Required task: Transcribe each record below word for word.

Entries provided:

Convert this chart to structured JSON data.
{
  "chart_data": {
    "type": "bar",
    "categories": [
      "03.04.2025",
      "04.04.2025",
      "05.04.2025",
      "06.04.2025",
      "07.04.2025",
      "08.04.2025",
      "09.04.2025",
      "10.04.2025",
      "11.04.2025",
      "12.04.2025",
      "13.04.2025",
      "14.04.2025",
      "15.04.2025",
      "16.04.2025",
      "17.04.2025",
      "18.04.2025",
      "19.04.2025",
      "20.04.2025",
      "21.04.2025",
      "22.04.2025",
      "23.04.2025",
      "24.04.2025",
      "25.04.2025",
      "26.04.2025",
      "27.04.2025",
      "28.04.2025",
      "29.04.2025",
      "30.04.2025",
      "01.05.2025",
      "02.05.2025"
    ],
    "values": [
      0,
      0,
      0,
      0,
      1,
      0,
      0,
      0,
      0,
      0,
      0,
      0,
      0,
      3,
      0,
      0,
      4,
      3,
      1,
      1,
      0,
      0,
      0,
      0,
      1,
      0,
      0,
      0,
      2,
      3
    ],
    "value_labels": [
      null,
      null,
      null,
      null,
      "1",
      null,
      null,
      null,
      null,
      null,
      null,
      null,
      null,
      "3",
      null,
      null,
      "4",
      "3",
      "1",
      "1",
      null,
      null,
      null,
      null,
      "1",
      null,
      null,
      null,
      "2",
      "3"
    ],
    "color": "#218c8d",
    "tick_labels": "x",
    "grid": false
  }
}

Output below:
Convert this chart to structured JSON data.
{
  "chart_data": {
    "type": "bar",
    "categories": [
      "03.04.2025",
      "04.04.2025",
      "05.04.2025",
      "06.04.2025",
      "07.04.2025",
      "08.04.2025",
      "09.04.2025",
      "10.04.2025",
      "11.04.2025",
      "12.04.2025",
      "13.04.2025",
      "14.04.2025",
      "15.04.2025",
      "16.04.2025",
      "17.04.2025",
      "18.04.2025",
      "19.04.2025",
      "20.04.2025",
      "21.04.2025",
      "22.04.2025",
      "23.04.2025",
      "24.04.2025",
      "25.04.2025",
      "26.04.2025",
      "27.04.2025",
      "28.04.2025",
      "29.04.2025",
      "30.04.2025",
      "01.05.2025",
      "02.05.2025"
    ],
    "values": [
      0,
      0,
      0,
      0,
      1,
      0,
      0,
      0,
      0,
      0,
      0,
      0,
      0,
      3,
      0,
      0,
      4,
      3,
      1,
      1,
      0,
      0,
      0,
      0,
      1,
      0,
      0,
      0,
      2,
      3
    ],
    "value_labels": [
      null,
      null,
      null,
      null,
      "1",
      null,
      null,
      null,
      null,
      null,
      null,
      null,
      null,
      "3",
      null,
      null,
      "4",
      "3",
      "1",
      "1",
      null,
      null,
      null,
      null,
      "1",
      null,
      null,
      null,
      "2",
      "3"
    ],
    "color": "#218c8d",
    "tick_labels": "x",
    "grid": false
  }
}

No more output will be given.